Element box material:
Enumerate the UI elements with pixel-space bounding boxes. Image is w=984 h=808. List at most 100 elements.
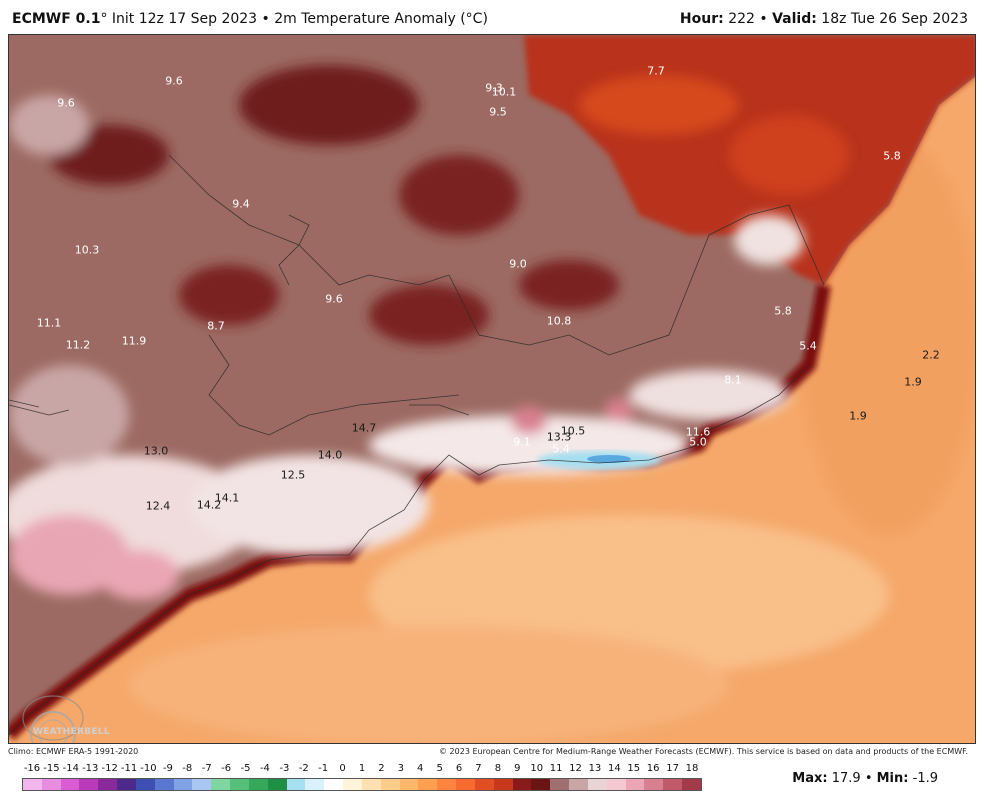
color-scale: -16 -15 -14 -13 -12 -11 -10 -9 -8 -7 -6 -5 -4 -3 -2 -1 0… (22, 763, 702, 793)
map-value-label: 14.1 (214, 491, 240, 505)
scale-swatch (587, 779, 607, 790)
map-value-label: 10.1 (491, 85, 517, 99)
scale-tick-label: 6 (455, 763, 463, 774)
scale-swatch (399, 779, 419, 790)
scale-tick-label: 16 (646, 763, 660, 774)
map-value-label: 9.0 (509, 257, 527, 271)
scale-tick-label: 1 (358, 763, 366, 774)
valid-label: Valid: (772, 11, 817, 27)
scale-tick-label: 18 (685, 763, 699, 774)
scale-tick-label: -1 (318, 763, 329, 774)
scale-swatch (361, 779, 381, 790)
scale-swatch (305, 779, 325, 790)
map-value-label: 5.0 (689, 435, 707, 449)
scale-tick-label: 12 (569, 763, 582, 774)
min-value: -1.9 (912, 771, 938, 786)
scale-tick-label: 10 (530, 763, 544, 774)
scale-swatch (569, 779, 588, 790)
scale-tick-label: 15 (627, 763, 641, 774)
scale-swatch (23, 779, 42, 790)
scale-tick-label: -7 (201, 763, 212, 774)
header: ECMWF 0.1° Init 12z 17 Sep 2023 • 2m Tem… (0, 0, 984, 34)
map-value-label: 14.0 (317, 448, 343, 462)
scale-swatch (512, 779, 532, 790)
map-value-label: 9.6 (325, 292, 343, 306)
scale-swatch (286, 779, 306, 790)
map-value-label: 10.3 (74, 243, 100, 257)
map-value-label: 12.5 (280, 468, 306, 482)
scale-tick-label: -9 (162, 763, 173, 774)
scale-swatch (474, 779, 494, 790)
scale-tick-label: -4 (259, 763, 270, 774)
map-value-label: 9.6 (57, 96, 75, 110)
scale-swatch (456, 779, 475, 790)
valid-value: 18z Tue 26 Sep 2023 (821, 11, 968, 27)
scale-ticks: -16 -15 -14 -13 -12 -11 -10 -9 -8 -7 -6 -5 -4 -3 -2 -1 0… (22, 763, 702, 777)
scale-tick-label: 4 (417, 763, 424, 774)
logo-text: WEATHERBELL (33, 727, 110, 737)
scale-swatch (625, 779, 645, 790)
map-value-label: 5.4 (552, 442, 570, 456)
scale-tick-label: -14 (62, 763, 79, 774)
scale-tick-label: 2 (378, 763, 385, 774)
map-value-label: 9.4 (232, 197, 250, 211)
map-value-label: 12.4 (145, 499, 171, 513)
min-label: Min: (876, 771, 909, 786)
scale-swatch (230, 779, 249, 790)
map-value-label: 11.9 (121, 334, 147, 348)
map-value-label: 1.9 (904, 375, 922, 389)
max-label: Max: (792, 771, 828, 786)
max-value: 17.9 (831, 771, 861, 786)
scale-swatch (79, 779, 99, 790)
valid-info: Hour: 222 • Valid: 18z Tue 26 Sep 2023 (679, 11, 968, 27)
scale-swatch (644, 779, 664, 790)
scale-swatch (343, 779, 362, 790)
max-min-info: Max: 17.9 • Min: -1.9 (792, 771, 938, 786)
scale-tick-label: -6 (221, 763, 232, 774)
scale-swatch (324, 779, 344, 790)
map-value-label: 10.8 (546, 314, 572, 328)
scale-bar (22, 778, 702, 791)
state-borders (9, 154, 825, 736)
map-value-label: 2.2 (922, 348, 940, 362)
scale-swatch (437, 779, 457, 790)
scale-swatch (154, 779, 174, 790)
map-value-label: 13.3 (546, 430, 572, 444)
map-value-label: 14.7 (351, 421, 377, 435)
anomaly-map: 9.6 9.6 9.3 10.1 9.5 7.7 5.8 9.4 10.3 9.0 9.6 5.8 10… (8, 34, 976, 744)
scale-swatch (418, 779, 438, 790)
scale-tick-label: 11 (549, 763, 563, 774)
scale-swatch (493, 779, 513, 790)
map-value-label: 5.4 (799, 339, 817, 353)
map-value-label: 9.3 (485, 81, 503, 95)
scale-tick-label: 13 (588, 763, 602, 774)
map-canvas (9, 35, 975, 743)
scale-tick-label: -8 (182, 763, 193, 774)
scale-swatch (663, 779, 682, 790)
scale-tick-label: 8 (494, 763, 502, 774)
scale-tick-label: -13 (82, 763, 99, 774)
scale-tick-label: 17 (666, 763, 679, 774)
scale-tick-label: -11 (120, 763, 138, 774)
scale-tick-label: -16 (23, 763, 41, 774)
scale-swatch (248, 779, 268, 790)
map-value-label: 11.6 (685, 425, 711, 439)
scale-swatch (60, 779, 80, 790)
scale-tick-label: 9 (514, 763, 521, 774)
climo-note: Climo: ECMWF ERA-5 1991-2020 (8, 747, 139, 756)
scale-swatch (41, 779, 61, 790)
map-value-label: 8.7 (207, 319, 225, 333)
scale-tick-label: 14 (607, 763, 621, 774)
scale-swatch (267, 779, 287, 790)
hour-label: Hour: (679, 11, 724, 27)
scale-tick-label: -5 (240, 763, 251, 774)
scale-tick-label: -15 (43, 763, 60, 774)
map-value-label: 9.6 (165, 74, 183, 88)
scale-tick-label: 5 (436, 763, 443, 774)
scale-swatch (211, 779, 231, 790)
map-value-label: 9.1 (513, 435, 531, 449)
scale-swatch (550, 779, 570, 790)
map-value-label: 13.0 (143, 444, 169, 458)
scale-tick-label: -10 (140, 763, 157, 774)
map-title: ECMWF 0.1° Init 12z 17 Sep 2023 • 2m Tem… (12, 11, 488, 27)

### Exercise aim
Recast the lines above, from the one containing "color-scale: -16 -15" through the one containing "scale-tick-label: 16 (646, 763, 660, 774)", both ends included, as a JSON list of strings with one string per line and no blank lines.

### Complete response
[
  "color-scale: -16 -15 -14 -13 -12 -11 -10 -9 -8 -7 -6 -5 -4 -3 -2 -1 0… (22, 763, 702, 793)",
  "map-value-label: 14.1 (214, 491, 240, 505)",
  "scale-swatch (587, 779, 607, 790)",
  "map-value-label: 10.1 (491, 85, 517, 99)",
  "scale-tick-label: 6 (455, 763, 463, 774)",
  "scale-swatch (399, 779, 419, 790)",
  "scale-tick-label: 16 (646, 763, 660, 774)"
]